Naar inhoud springen

Carlos de Gurrea

Uit Wikipedia, de vrije encyclopedie
Carlos de Aragón de Gurrea y de Borja

Carlos de Aragón de Gurrea y de Borja, daarvoor Carlos de Borja de Aragón de Gurrea y Alagón (Pedrola, 18 augustus 1634 - Zaragoza, 13 augustus 1692[1]) was een Spaans edelman en politieke figuur, die onder meer landvoogd van de Zuidelijke Nederlanden was.

Hij was de negende hertog van Villahermosa en graaf van Ficalho en Luna. Zijn vader was Fernando Manuel de Aragón de Gurrea en Borja, de achtste hertog van Villahermosa, en zijn moeder Juana Luisa de Aragón y de Alagón, gravin van Luna.[2]

Hij trouwde in 1656 op 22-jarige leeftijd met María Enríquez de Guzmán y Córdoba (overleden 1696), met wie hij geen kinderen had.

§ **Recordfragmenten**:

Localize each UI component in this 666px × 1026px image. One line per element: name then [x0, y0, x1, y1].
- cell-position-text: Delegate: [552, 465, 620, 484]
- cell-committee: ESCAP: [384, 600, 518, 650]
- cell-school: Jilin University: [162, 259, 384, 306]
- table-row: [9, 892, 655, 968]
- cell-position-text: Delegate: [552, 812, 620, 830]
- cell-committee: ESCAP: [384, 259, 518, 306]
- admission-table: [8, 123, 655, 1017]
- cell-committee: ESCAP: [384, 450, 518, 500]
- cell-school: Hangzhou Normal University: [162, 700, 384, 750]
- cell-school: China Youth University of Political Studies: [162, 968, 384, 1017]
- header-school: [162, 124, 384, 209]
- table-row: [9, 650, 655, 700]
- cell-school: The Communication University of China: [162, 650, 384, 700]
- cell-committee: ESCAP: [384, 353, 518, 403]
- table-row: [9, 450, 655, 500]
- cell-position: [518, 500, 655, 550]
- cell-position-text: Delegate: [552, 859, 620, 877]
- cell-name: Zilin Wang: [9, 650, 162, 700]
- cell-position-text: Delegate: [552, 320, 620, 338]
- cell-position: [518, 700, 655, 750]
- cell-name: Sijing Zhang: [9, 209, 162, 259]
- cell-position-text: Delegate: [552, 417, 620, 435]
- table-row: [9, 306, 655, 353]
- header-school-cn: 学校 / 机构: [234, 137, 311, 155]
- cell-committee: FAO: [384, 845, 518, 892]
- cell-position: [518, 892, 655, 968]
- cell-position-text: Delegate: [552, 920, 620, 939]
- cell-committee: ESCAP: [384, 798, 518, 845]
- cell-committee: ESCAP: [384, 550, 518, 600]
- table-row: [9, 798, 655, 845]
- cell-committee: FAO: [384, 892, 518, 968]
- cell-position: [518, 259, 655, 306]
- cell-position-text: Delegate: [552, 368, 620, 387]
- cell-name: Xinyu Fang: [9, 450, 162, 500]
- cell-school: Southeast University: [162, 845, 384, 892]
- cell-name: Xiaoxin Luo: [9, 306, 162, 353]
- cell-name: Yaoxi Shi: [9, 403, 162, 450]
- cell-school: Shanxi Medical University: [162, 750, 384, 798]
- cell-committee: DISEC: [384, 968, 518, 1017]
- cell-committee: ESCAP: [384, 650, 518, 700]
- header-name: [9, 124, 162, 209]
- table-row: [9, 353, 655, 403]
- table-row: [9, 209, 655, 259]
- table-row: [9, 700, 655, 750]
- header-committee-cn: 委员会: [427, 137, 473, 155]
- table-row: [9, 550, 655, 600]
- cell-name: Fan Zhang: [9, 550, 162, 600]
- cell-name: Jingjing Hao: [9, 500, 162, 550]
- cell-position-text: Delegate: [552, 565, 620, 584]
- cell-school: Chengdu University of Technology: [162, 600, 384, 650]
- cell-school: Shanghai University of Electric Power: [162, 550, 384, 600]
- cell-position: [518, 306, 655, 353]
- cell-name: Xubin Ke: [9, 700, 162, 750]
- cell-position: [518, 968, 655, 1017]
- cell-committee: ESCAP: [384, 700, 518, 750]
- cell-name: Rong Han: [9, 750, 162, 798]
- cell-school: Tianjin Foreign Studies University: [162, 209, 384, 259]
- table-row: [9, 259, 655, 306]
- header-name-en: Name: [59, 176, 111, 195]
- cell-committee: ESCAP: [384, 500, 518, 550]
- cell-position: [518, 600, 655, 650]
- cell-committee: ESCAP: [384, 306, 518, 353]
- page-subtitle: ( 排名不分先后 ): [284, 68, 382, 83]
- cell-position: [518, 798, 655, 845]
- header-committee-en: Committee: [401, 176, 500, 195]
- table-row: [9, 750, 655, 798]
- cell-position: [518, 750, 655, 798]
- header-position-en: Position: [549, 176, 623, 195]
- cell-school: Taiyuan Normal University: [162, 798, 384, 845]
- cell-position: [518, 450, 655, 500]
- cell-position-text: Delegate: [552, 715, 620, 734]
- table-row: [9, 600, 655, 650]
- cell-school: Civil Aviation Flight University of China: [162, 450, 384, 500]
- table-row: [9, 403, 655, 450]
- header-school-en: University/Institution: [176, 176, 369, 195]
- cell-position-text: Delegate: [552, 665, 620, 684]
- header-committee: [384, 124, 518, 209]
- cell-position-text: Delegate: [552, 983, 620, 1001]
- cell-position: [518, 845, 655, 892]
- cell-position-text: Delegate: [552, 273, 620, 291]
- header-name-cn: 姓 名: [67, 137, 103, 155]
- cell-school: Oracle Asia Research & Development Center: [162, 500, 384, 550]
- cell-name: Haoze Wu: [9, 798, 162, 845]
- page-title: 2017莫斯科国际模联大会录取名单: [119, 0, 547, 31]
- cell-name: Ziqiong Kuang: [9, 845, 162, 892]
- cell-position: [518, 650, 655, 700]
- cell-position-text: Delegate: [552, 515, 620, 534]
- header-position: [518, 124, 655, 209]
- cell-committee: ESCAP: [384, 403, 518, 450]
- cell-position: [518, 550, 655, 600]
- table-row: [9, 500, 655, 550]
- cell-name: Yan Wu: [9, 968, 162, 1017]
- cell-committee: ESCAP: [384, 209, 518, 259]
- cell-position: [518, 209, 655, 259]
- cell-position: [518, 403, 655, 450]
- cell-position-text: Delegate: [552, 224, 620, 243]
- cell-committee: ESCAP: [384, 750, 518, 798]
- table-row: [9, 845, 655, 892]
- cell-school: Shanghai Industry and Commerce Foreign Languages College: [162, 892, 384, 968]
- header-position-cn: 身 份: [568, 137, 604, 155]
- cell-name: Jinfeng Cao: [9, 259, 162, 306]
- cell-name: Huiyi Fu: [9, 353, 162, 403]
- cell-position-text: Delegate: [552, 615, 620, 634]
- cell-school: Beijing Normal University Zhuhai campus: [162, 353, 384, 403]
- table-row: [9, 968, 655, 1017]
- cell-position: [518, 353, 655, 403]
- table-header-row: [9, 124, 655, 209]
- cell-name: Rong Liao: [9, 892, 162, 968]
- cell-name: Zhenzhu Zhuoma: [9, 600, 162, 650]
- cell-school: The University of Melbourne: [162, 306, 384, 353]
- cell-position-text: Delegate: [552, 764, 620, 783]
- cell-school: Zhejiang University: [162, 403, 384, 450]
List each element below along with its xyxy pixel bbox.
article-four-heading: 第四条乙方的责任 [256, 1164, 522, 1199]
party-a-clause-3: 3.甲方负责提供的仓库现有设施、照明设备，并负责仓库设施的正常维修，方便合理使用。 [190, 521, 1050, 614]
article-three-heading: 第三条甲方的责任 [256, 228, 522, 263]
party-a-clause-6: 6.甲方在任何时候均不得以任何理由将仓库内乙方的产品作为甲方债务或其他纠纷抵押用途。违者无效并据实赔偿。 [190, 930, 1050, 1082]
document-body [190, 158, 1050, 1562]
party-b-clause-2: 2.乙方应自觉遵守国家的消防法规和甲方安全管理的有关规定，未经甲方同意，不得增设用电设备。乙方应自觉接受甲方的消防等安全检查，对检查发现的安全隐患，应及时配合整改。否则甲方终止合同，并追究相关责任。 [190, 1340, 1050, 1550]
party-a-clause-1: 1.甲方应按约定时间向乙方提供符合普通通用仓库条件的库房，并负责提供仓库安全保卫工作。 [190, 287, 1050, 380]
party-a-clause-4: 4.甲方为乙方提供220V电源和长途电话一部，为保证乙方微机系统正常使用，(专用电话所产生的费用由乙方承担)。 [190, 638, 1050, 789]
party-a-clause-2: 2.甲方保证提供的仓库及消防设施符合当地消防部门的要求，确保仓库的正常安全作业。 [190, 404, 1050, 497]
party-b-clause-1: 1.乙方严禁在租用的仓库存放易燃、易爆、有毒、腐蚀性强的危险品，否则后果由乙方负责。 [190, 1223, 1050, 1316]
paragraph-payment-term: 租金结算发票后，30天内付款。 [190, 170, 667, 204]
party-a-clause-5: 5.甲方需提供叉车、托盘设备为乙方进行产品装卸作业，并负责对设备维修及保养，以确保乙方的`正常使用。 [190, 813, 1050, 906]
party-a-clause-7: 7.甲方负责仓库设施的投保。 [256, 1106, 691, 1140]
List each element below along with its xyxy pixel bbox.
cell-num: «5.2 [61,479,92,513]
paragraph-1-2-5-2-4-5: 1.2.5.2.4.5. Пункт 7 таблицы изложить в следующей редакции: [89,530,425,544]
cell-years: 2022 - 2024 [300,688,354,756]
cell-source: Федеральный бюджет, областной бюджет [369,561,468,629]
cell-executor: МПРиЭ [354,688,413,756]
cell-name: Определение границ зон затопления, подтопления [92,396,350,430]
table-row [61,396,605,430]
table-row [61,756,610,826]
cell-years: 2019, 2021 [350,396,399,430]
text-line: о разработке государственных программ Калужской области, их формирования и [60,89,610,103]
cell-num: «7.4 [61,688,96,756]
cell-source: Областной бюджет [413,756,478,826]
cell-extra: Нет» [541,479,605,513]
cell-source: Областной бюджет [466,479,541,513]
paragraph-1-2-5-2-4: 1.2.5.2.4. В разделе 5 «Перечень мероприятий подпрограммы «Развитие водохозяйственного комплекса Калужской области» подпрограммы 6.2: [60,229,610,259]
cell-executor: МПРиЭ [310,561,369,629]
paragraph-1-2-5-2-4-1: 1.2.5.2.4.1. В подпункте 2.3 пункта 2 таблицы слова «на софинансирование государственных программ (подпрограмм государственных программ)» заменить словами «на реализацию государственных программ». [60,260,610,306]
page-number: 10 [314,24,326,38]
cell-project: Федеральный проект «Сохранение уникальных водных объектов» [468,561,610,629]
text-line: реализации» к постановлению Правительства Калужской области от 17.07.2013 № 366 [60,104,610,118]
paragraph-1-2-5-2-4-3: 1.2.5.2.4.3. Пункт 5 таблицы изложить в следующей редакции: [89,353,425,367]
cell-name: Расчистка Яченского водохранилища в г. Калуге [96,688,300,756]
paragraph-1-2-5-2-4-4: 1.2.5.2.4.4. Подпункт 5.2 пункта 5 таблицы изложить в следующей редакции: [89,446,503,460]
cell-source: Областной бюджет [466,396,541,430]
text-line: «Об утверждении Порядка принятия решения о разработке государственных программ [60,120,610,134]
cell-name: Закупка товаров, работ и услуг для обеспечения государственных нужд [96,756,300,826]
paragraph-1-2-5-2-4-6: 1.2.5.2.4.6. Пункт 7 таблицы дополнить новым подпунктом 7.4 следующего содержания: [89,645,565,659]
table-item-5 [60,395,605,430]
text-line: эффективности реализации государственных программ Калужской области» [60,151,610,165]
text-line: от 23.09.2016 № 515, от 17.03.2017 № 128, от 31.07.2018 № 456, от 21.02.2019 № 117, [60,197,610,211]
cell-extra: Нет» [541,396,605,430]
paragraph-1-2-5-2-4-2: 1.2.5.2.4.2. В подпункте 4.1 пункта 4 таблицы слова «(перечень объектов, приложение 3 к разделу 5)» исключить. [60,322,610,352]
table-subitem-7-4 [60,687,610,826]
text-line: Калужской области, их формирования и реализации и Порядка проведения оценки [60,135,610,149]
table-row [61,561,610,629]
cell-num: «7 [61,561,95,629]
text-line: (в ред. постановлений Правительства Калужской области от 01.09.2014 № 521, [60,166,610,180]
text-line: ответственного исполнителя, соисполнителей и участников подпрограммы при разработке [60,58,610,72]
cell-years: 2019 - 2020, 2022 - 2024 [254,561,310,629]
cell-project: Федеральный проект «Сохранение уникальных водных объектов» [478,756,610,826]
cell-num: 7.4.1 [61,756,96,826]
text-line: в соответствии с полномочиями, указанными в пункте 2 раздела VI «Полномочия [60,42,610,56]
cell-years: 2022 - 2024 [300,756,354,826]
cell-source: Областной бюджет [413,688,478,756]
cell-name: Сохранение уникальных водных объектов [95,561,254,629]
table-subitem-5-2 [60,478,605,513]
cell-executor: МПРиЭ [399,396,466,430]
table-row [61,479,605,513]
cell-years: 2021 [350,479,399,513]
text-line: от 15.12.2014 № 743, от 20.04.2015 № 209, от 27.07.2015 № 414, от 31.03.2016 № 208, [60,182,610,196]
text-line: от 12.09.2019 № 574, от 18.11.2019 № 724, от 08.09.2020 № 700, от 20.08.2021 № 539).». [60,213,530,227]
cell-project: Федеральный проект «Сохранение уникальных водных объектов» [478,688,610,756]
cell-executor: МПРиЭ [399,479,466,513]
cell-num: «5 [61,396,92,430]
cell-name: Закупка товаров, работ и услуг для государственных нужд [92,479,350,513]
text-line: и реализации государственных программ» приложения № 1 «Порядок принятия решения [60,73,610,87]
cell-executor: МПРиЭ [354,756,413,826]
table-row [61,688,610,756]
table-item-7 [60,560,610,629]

§ **Schriftelijke opdracht 1**:
Vertaal de volgende zin uit het artikel over Carlos de Gurrea naar het Engels: "Hij trouwde in 1656 op 22-jarige leeftijd met María Enríquez de Guzmán y Córdoba (overleden 1696), met wie hij geen kinderen had."
§ **Schriftelijke opdracht 2**:
Kopieer uit het artikel over Carlos de Gurrea letterlijk alles vanaf "Carlos de Gurrea" tot en met "geen kinderen had.".

§ **Volledig antwoord 1**:
In 1656, at the age of 22, he married María Enríquez de Guzmán y Córdoba (died 1696), with whom he had no children.

§ **Volledig antwoord 2**:
Carlos de Gurrea

Uit Wikipedia, de vrije encyclopedie
Carlos de Aragón de Gurrea y de Borja

Carlos de Aragón de Gurrea y de Borja, daarvoor Carlos de Borja de Aragón de Gurrea y Alagón (Pedrola, 18 augustus 1634 - Zaragoza, 13 augustus 1692[1]) was een Spaans edelman en politieke figuur, die onder meer landvoogd van de Zuidelijke Nederlanden was.

Hij was de negende hertog van Villahermosa en graaf van Ficalho en Luna. Zijn vader was Fernando Manuel de Aragón de Gurrea en Borja, de achtste hertog van Villahermosa, en zijn moeder Juana Luisa de Aragón y de Alagón, gravin van Luna.[2]

Hij trouwde in 1656 op 22-jarige leeftijd met María Enríquez de Guzmán y Córdoba (overleden 1696), met wie hij geen kinderen had.